>> start

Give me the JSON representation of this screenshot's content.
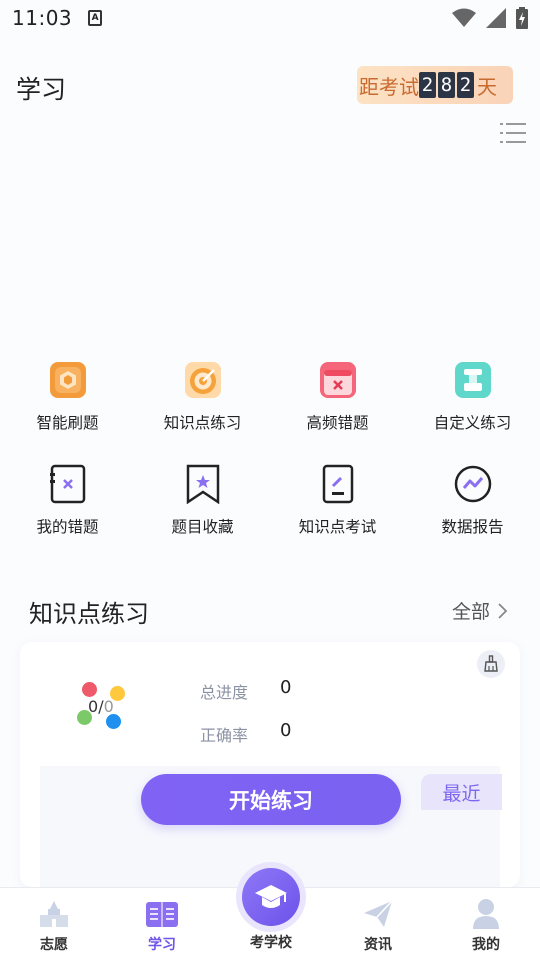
{
  "status_bar": {
    "time": "11:03",
    "notif_glyph": "A"
  },
  "header": {
    "title": "学习",
    "countdown": {
      "prefix": "距考试",
      "digits": [
        "2",
        "8",
        "2"
      ],
      "suffix": "天"
    }
  },
  "grid": [
    {
      "label": "智能刷题",
      "icon": "smart-practice-icon"
    },
    {
      "label": "知识点练习",
      "icon": "target-icon"
    },
    {
      "label": "高频错题",
      "icon": "calendar-error-icon"
    },
    {
      "label": "自定义练习",
      "icon": "custom-practice-icon"
    },
    {
      "label": "我的错题",
      "icon": "wrong-notebook-icon"
    },
    {
      "label": "题目收藏",
      "icon": "bookmark-star-icon"
    },
    {
      "label": "知识点考试",
      "icon": "exam-paper-icon"
    },
    {
      "label": "数据报告",
      "icon": "report-chart-icon"
    }
  ],
  "section": {
    "title": "知识点练习",
    "more": "全部"
  },
  "card": {
    "ratio_num": "0",
    "ratio_sep": "/",
    "ratio_den": "0",
    "progress_label": "总进度",
    "progress_value": "0",
    "accuracy_label": "正确率",
    "accuracy_value": "0",
    "start_label": "开始练习",
    "recent_label": "最近"
  },
  "tabs": [
    {
      "label": "志愿",
      "icon": "school-building-icon",
      "active": false
    },
    {
      "label": "学习",
      "icon": "open-book-icon",
      "active": true
    },
    {
      "label": "考学校",
      "icon": "graduation-cap-icon",
      "active": false
    },
    {
      "label": "资讯",
      "icon": "paper-plane-icon",
      "active": false
    },
    {
      "label": "我的",
      "icon": "user-icon",
      "active": false
    }
  ],
  "colors": {
    "accent": "#7b62f0",
    "countdown_bg": "#fde2c4",
    "countdown_text": "#c96a2f",
    "dot_red": "#ee5a6a",
    "dot_yellow": "#ffc83d",
    "dot_green": "#7cc96a",
    "dot_blue": "#1e90f0"
  }
}
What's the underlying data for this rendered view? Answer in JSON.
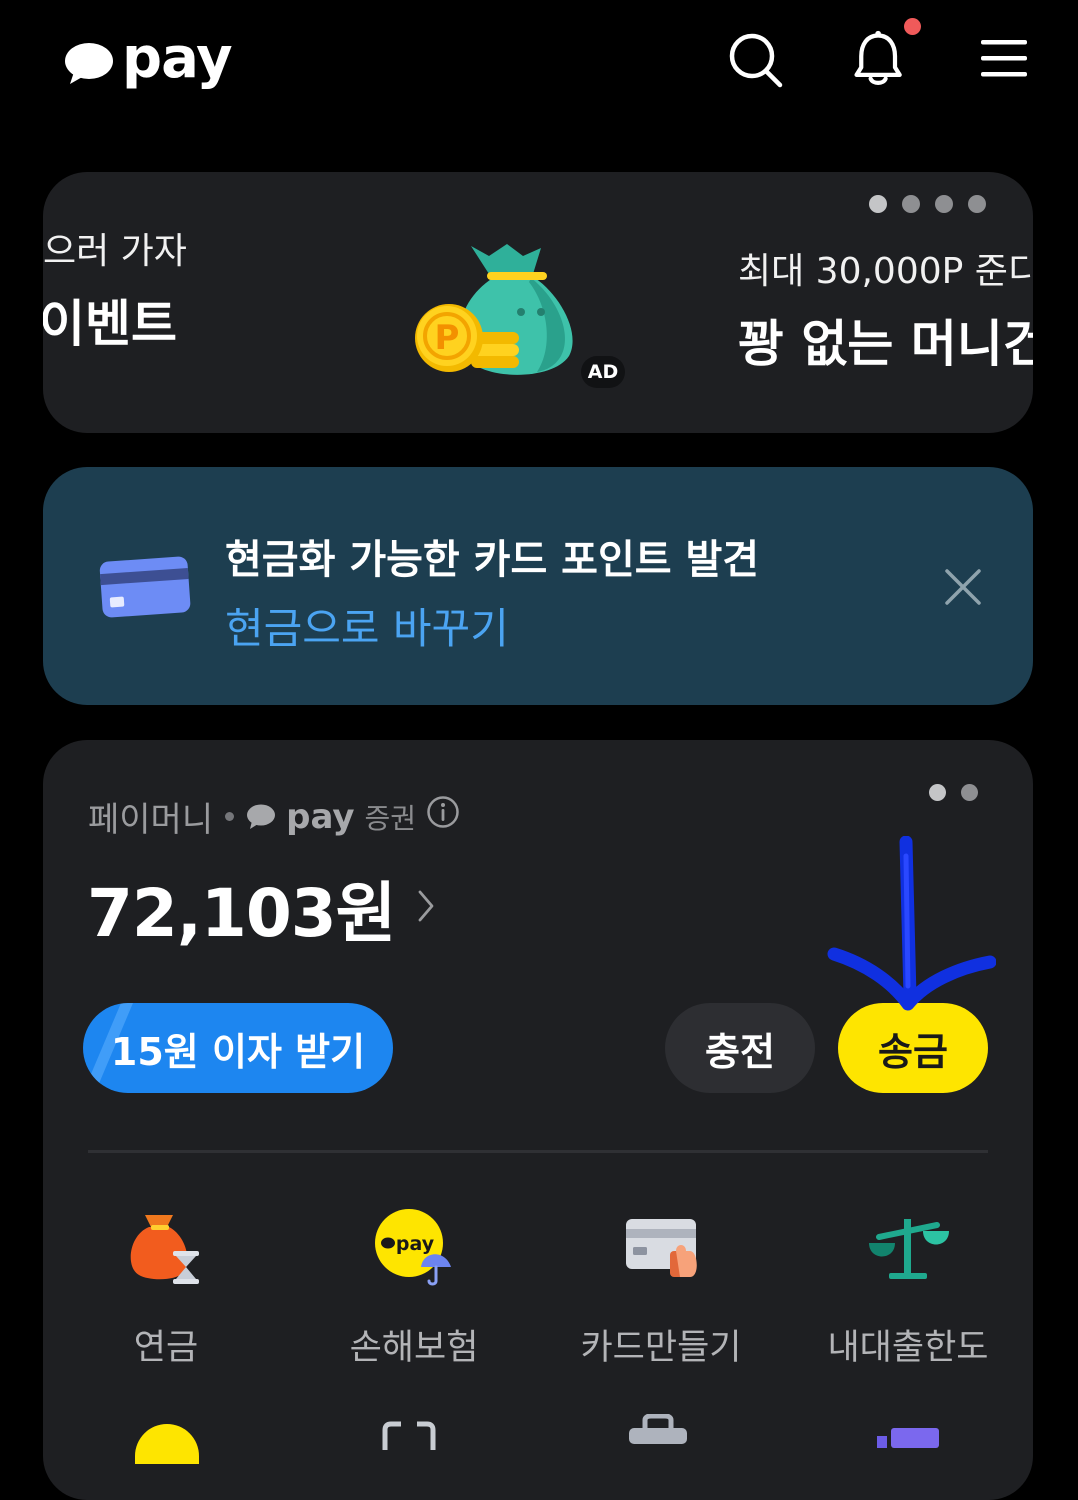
{
  "header": {
    "logo_text": "pay",
    "search_icon": "search-icon",
    "notification_icon": "bell-icon",
    "menu_icon": "hamburger-menu-icon",
    "notification_dot_color": "#f05a5a"
  },
  "ad_banner": {
    "left_subtitle": "으러 가자",
    "left_title": "이벤트",
    "right_subtitle": "최대 30,000P 준디",
    "right_title": "꽝 없는 머니건",
    "badge": "AD",
    "image_icon": "money-bag-coins-icon",
    "page_count": 4,
    "active_page": 1
  },
  "notice": {
    "title": "현금화 가능한 카드 포인트 발견",
    "link": "현금으로 바꾸기",
    "icon": "credit-card-icon",
    "close_icon": "close-icon"
  },
  "money": {
    "label": "페이머니",
    "provider_logo": "pay",
    "provider_suffix": "증권",
    "info_icon": "info-icon",
    "balance": "72,103원",
    "page_count": 2,
    "active_page": 1,
    "interest_button": "15원 이자 받기",
    "charge_button": "충전",
    "send_button": "송금",
    "services": [
      {
        "label": "연금",
        "icon": "pension-pouch-hourglass-icon"
      },
      {
        "label": "손해보험",
        "icon": "pay-umbrella-insurance-icon"
      },
      {
        "label": "카드만들기",
        "icon": "card-with-hand-icon"
      },
      {
        "label": "내대출한도",
        "icon": "scale-balance-icon"
      }
    ]
  },
  "colors": {
    "background": "#000000",
    "card": "#1e1f22",
    "notice_bg": "#1d3e50",
    "link_blue": "#4ba4f2",
    "interest_blue": "#1d86f0",
    "send_yellow": "#fee500",
    "annotation_arrow": "#1030e0"
  }
}
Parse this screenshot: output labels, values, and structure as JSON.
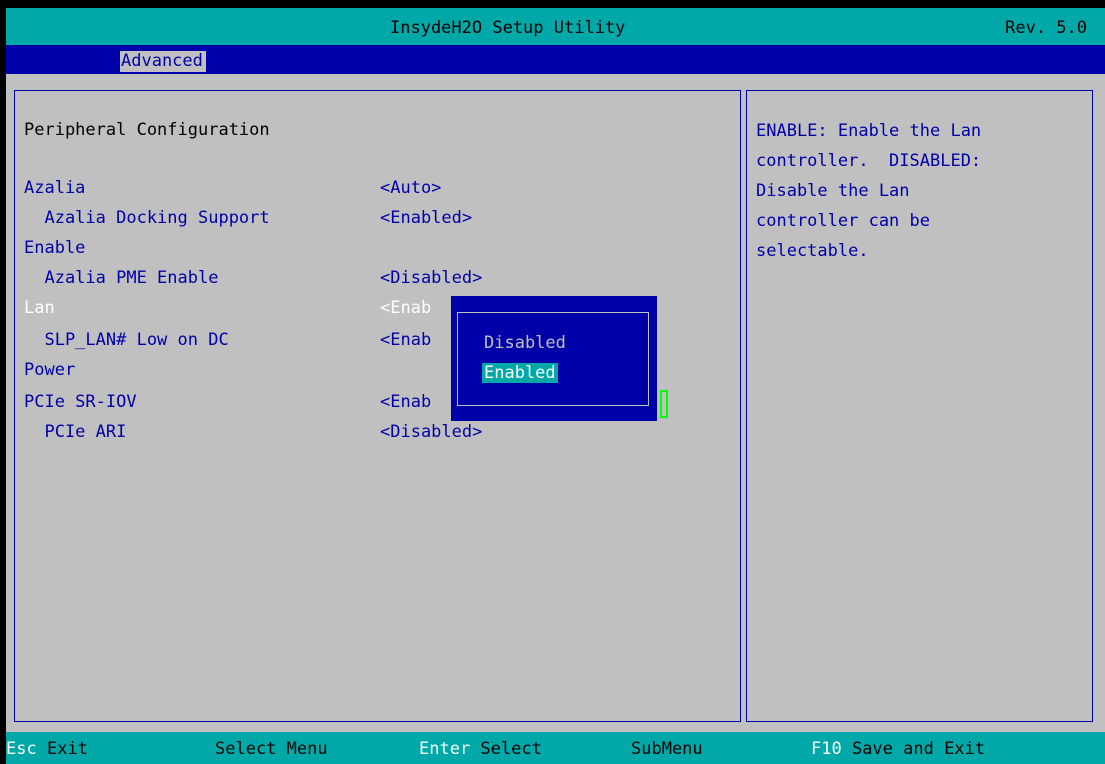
{
  "header": {
    "title": "InsydeH2O Setup Utility",
    "revision": "Rev. 5.0"
  },
  "menu": {
    "tabs": [
      {
        "label": "Advanced"
      }
    ]
  },
  "main": {
    "section_title": "Peripheral Configuration",
    "rows": [
      {
        "label": "Azalia",
        "value": "<Auto>"
      },
      {
        "label": "  Azalia Docking Support",
        "value": "<Enabled>"
      },
      {
        "label": "Enable",
        "value": ""
      },
      {
        "label": "  Azalia PME Enable",
        "value": "<Disabled>"
      },
      {
        "label": "Lan",
        "value": "<Enab"
      },
      {
        "label": "  SLP_LAN# Low on DC",
        "value": "<Enab"
      },
      {
        "label": "Power",
        "value": ""
      },
      {
        "label": "PCIe SR-IOV",
        "value": "<Enab"
      },
      {
        "label": "  PCIe ARI",
        "value": "<Disabled>"
      }
    ]
  },
  "help": {
    "text": "ENABLE: Enable the Lan\ncontroller.  DISABLED:\nDisable the Lan\ncontroller can be\nselectable."
  },
  "popup": {
    "options": [
      {
        "label": "Disabled"
      },
      {
        "label": "Enabled"
      }
    ],
    "selected": "Enabled"
  },
  "status_bar": {
    "items": [
      {
        "key": "Esc",
        "label": " Exit"
      },
      {
        "key": "",
        "label": "Select Menu"
      },
      {
        "key": "Enter",
        "label": " Select"
      },
      {
        "key": "",
        "label": "SubMenu"
      },
      {
        "key": "F10",
        "label": " Save and Exit"
      }
    ]
  },
  "colors": {
    "background": "#c0c0c0",
    "title_bar": "#00a8a8",
    "menu_bar": "#0000a8",
    "text_blue": "#0000a8",
    "highlight": "#00a8a8",
    "selected_text": "#ffffff"
  }
}
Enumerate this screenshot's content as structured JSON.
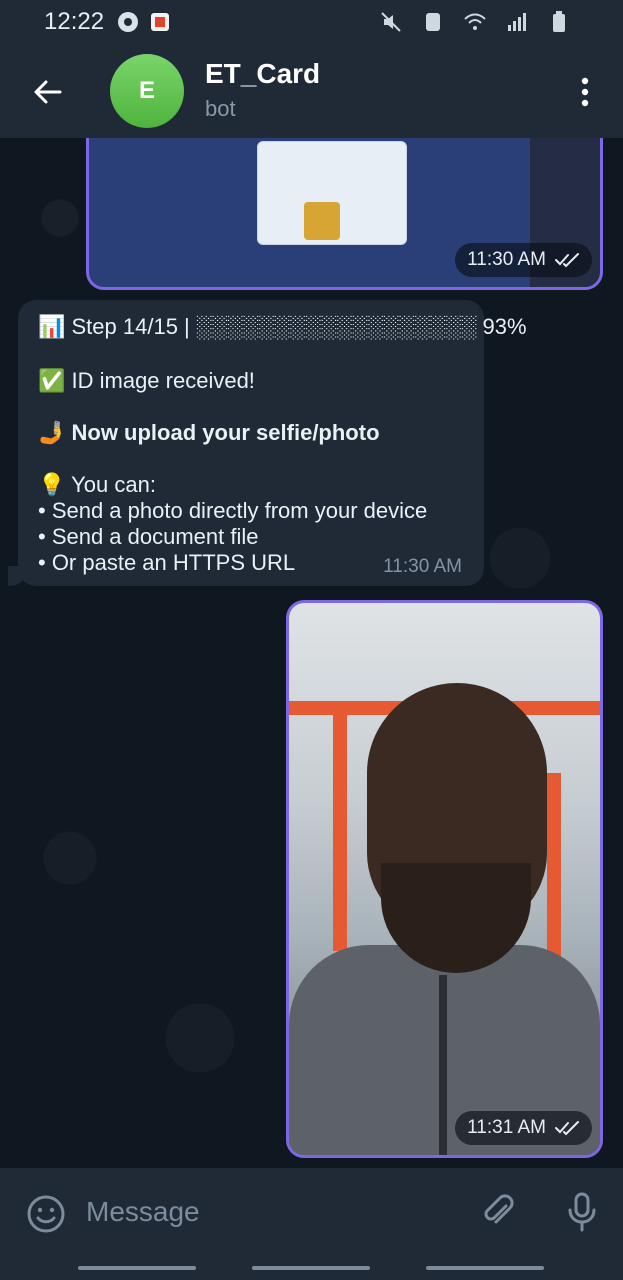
{
  "status": {
    "time": "12:22"
  },
  "header": {
    "avatar_letter": "E",
    "title": "ET_Card",
    "subtitle": "bot"
  },
  "messages": {
    "id_photo_time": "11:30 AM",
    "bot_message": {
      "progress": "📊 Step 14/15 | ░░░░░░░░░░░░░░░░░░ 93%",
      "received": "✅ ID image received!",
      "instruction": "🤳 Now upload your selfie/photo",
      "tips_title": "💡 You can:",
      "option_1": "• Send a photo directly from your device",
      "option_2": "• Send a document file",
      "option_3": "• Or paste an HTTPS URL",
      "time": "11:30 AM"
    },
    "selfie_time": "11:31 AM"
  },
  "composer": {
    "placeholder": "Message"
  },
  "icons": {
    "back": "arrow-left-icon",
    "menu": "more-vertical-icon",
    "emoji": "emoji-icon",
    "attach": "paperclip-icon",
    "mic": "microphone-icon",
    "read": "double-check-icon"
  },
  "colors": {
    "accent": "#7e67e6",
    "avatar": "#4fb43d",
    "bubble": "#1f2a36"
  }
}
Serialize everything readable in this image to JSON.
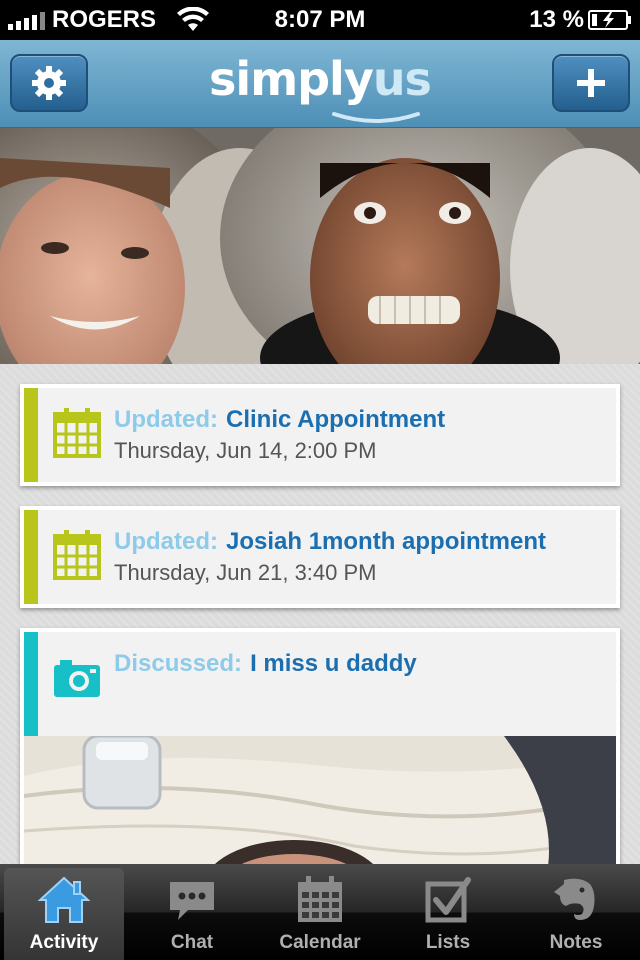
{
  "status_bar": {
    "carrier": "ROGERS",
    "time": "8:07 PM",
    "battery_percent": "13 %"
  },
  "nav": {
    "logo_primary": "simply",
    "logo_secondary": "us"
  },
  "feed": [
    {
      "verb": "Updated:",
      "subject": "Clinic Appointment",
      "detail": "Thursday, Jun 14, 2:00 PM",
      "icon": "calendar-icon",
      "accent": "#b8c51a"
    },
    {
      "verb": "Updated:",
      "subject": "Josiah 1month appointment",
      "detail": "Thursday, Jun 21, 3:40 PM",
      "icon": "calendar-icon",
      "accent": "#b8c51a"
    },
    {
      "verb": "Discussed:",
      "subject": "I miss u daddy",
      "icon": "camera-icon",
      "accent": "#17c0c7"
    }
  ],
  "tabs": [
    {
      "label": "Activity",
      "icon": "home-icon",
      "active": true
    },
    {
      "label": "Chat",
      "icon": "chat-bubble-icon"
    },
    {
      "label": "Calendar",
      "icon": "calendar-icon"
    },
    {
      "label": "Lists",
      "icon": "checkbox-icon"
    },
    {
      "label": "Notes",
      "icon": "elephant-icon"
    }
  ],
  "colors": {
    "nav_blue": "#5f9fc6",
    "verb_light_blue": "#8ecbea",
    "subject_blue": "#1b6fb0",
    "active_tab_blue": "#3a9be0"
  }
}
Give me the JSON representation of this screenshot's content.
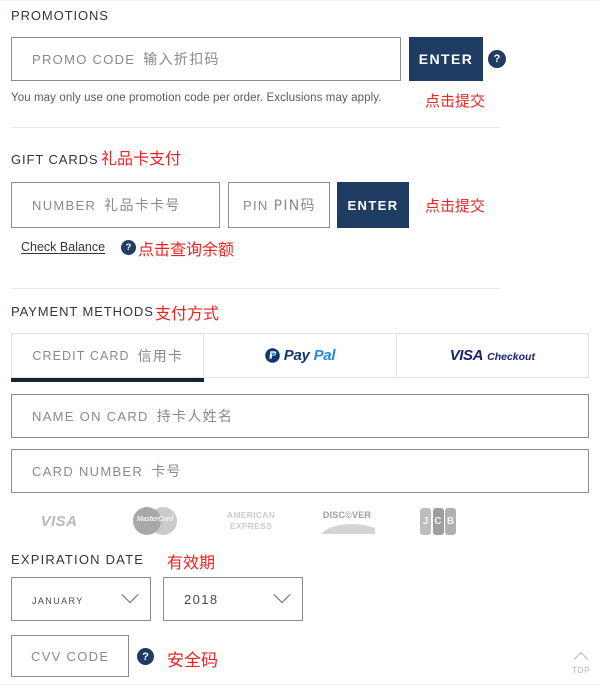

>> end

GOAL »
Take the line that contains "Serialize everything readable" and every line after it to the end of the records above; quote them exactly, leaving out the pictures.

FINAL ANSWER »
Serialize everything readable in this image to JSON.
{
  "status_bar": {
    "carrier": "ROGERS",
    "time": "8:07 PM",
    "battery_percent": "13 %"
  },
  "nav": {
    "logo_primary": "simply",
    "logo_secondary": "us"
  },
  "feed": [
    {
      "verb": "Updated:",
      "subject": "Clinic Appointment",
      "detail": "Thursday, Jun 14, 2:00 PM",
      "icon": "calendar-icon",
      "accent": "#b8c51a"
    },
    {
      "verb": "Updated:",
      "subject": "Josiah 1month appointment",
      "detail": "Thursday, Jun 21, 3:40 PM",
      "icon": "calendar-icon",
      "accent": "#b8c51a"
    },
    {
      "verb": "Discussed:",
      "subject": "I miss u daddy",
      "icon": "camera-icon",
      "accent": "#17c0c7"
    }
  ],
  "tabs": [
    {
      "label": "Activity",
      "icon": "home-icon",
      "active": true
    },
    {
      "label": "Chat",
      "icon": "chat-bubble-icon"
    },
    {
      "label": "Calendar",
      "icon": "calendar-icon"
    },
    {
      "label": "Lists",
      "icon": "checkbox-icon"
    },
    {
      "label": "Notes",
      "icon": "elephant-icon"
    }
  ],
  "colors": {
    "nav_blue": "#5f9fc6",
    "verb_light_blue": "#8ecbea",
    "subject_blue": "#1b6fb0",
    "active_tab_blue": "#3a9be0"
  }
}
Give me the JSON representation of this screenshot's content.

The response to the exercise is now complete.